#### [Exercise goal]
Copy each line below that includes "title".

#### [Input data]
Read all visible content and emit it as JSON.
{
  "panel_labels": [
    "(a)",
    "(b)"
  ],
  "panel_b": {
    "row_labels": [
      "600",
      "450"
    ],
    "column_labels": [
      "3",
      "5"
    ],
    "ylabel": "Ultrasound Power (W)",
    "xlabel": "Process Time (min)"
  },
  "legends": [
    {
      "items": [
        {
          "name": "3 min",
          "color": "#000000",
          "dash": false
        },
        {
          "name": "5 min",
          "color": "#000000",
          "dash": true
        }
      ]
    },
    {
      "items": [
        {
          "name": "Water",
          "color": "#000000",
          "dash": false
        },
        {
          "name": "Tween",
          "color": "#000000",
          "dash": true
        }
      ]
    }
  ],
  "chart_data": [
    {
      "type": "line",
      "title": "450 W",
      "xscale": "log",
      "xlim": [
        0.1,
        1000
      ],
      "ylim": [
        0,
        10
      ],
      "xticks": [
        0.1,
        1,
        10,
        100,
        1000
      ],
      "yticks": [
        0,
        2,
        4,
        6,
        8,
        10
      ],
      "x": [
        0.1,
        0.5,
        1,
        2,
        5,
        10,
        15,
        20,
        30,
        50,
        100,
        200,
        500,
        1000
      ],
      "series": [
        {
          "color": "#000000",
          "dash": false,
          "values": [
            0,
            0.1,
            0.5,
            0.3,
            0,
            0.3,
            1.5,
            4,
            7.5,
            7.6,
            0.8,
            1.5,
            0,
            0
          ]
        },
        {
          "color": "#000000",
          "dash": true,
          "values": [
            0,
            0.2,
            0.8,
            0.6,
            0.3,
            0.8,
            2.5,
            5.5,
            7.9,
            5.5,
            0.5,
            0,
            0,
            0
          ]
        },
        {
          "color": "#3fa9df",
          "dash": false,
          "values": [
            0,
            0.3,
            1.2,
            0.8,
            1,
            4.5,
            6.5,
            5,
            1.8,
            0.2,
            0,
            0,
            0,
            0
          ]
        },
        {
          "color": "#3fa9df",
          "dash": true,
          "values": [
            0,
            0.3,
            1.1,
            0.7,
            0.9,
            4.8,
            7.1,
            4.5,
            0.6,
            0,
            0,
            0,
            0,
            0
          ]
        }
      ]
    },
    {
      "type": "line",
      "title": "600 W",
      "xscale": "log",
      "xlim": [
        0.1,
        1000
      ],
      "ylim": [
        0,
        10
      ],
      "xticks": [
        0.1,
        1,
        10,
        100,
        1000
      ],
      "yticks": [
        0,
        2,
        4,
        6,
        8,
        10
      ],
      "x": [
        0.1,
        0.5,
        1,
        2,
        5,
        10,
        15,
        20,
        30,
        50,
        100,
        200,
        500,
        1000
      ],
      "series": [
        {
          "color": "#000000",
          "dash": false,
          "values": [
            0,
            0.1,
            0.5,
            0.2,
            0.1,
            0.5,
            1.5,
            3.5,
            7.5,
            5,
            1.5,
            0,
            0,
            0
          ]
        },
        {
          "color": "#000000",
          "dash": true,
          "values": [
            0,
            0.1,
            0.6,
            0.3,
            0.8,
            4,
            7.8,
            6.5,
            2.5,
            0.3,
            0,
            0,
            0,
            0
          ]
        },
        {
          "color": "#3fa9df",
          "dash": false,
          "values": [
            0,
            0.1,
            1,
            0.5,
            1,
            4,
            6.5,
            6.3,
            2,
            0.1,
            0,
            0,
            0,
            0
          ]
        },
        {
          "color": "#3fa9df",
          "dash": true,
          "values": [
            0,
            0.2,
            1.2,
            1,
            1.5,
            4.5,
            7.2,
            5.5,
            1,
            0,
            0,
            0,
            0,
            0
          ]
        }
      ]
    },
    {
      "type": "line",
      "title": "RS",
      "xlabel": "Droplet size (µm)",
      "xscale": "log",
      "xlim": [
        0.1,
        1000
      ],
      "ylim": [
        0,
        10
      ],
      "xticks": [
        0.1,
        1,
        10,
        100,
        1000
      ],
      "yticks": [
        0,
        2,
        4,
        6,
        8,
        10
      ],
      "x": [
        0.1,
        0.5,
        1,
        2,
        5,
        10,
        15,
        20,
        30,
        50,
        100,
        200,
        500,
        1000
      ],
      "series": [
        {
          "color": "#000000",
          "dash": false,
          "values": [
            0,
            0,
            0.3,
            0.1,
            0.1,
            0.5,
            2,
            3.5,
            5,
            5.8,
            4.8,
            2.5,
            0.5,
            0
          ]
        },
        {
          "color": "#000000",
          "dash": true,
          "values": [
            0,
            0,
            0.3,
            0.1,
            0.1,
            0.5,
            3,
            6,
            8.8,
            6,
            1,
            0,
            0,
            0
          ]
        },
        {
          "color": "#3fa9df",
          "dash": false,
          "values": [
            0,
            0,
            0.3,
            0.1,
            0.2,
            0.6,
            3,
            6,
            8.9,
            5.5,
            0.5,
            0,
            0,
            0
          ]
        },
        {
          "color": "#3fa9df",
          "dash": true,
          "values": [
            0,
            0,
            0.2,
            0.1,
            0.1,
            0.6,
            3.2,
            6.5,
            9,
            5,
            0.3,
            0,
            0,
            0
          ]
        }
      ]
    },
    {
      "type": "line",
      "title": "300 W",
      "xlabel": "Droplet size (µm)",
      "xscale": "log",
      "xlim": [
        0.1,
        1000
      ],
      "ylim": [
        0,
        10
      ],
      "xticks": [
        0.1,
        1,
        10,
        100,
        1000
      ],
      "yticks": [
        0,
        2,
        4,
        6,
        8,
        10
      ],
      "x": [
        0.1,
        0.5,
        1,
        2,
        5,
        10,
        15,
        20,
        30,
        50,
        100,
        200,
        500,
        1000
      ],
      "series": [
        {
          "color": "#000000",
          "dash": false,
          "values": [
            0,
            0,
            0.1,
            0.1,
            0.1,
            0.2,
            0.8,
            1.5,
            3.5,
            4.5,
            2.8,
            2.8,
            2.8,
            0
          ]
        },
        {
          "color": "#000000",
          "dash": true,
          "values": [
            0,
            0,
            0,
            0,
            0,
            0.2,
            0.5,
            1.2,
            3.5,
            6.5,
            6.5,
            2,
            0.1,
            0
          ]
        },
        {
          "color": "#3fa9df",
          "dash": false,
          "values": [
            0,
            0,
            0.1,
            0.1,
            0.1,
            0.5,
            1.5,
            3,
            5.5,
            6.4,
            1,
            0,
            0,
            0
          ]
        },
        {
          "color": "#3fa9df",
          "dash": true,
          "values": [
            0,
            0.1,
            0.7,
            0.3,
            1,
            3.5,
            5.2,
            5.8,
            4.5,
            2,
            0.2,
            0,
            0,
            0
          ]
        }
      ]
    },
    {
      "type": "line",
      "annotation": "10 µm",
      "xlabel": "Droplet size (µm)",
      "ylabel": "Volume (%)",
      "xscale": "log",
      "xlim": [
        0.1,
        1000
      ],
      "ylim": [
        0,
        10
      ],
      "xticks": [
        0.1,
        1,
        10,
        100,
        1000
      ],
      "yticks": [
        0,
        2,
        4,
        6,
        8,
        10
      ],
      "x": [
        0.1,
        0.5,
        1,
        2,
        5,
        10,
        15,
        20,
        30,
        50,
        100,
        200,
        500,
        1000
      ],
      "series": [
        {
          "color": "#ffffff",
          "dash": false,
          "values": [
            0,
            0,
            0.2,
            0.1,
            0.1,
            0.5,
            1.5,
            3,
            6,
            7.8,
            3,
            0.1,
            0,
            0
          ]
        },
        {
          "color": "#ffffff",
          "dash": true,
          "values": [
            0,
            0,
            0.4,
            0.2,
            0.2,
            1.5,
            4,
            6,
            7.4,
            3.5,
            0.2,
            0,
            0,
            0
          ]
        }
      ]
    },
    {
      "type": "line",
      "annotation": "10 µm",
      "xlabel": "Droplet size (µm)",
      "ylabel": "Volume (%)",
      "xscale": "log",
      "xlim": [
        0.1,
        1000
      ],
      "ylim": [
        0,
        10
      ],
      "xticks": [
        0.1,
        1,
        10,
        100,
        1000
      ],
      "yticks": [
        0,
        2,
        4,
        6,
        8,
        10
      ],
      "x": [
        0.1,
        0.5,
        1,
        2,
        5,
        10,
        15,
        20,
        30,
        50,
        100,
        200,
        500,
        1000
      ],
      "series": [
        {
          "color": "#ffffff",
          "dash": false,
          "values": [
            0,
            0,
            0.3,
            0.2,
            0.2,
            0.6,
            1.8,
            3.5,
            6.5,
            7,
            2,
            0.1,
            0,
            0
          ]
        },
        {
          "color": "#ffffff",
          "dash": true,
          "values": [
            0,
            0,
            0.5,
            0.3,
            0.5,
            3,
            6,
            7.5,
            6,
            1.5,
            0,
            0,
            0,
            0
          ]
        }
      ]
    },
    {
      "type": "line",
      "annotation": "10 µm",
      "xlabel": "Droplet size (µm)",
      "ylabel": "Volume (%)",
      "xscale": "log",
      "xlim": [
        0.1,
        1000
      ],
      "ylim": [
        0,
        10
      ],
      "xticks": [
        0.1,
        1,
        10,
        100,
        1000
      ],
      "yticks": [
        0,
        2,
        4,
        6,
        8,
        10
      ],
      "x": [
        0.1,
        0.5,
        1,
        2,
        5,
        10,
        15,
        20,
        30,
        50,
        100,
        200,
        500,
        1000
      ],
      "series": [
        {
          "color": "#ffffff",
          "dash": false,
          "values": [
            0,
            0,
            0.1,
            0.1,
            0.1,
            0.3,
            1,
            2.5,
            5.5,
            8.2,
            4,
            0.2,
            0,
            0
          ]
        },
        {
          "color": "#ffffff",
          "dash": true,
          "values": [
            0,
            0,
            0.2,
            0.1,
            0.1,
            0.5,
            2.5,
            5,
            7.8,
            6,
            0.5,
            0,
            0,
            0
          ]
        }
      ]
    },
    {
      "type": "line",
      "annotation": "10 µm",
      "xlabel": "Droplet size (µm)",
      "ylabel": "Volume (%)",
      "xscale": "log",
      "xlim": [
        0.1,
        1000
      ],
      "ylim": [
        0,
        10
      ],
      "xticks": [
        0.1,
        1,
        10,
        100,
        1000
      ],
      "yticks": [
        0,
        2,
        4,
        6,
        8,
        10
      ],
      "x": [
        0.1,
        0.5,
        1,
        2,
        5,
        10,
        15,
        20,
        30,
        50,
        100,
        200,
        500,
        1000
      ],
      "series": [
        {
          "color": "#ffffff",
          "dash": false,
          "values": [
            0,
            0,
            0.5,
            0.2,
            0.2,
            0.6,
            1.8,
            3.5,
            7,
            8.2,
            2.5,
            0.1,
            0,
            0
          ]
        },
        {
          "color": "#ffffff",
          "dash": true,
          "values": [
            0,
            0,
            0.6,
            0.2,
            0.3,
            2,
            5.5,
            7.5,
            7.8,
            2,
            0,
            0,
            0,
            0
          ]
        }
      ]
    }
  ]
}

#### [Written response]
      "title": "450 W",
      "title": "600 W",
      "title": "RS",
      "title": "300 W",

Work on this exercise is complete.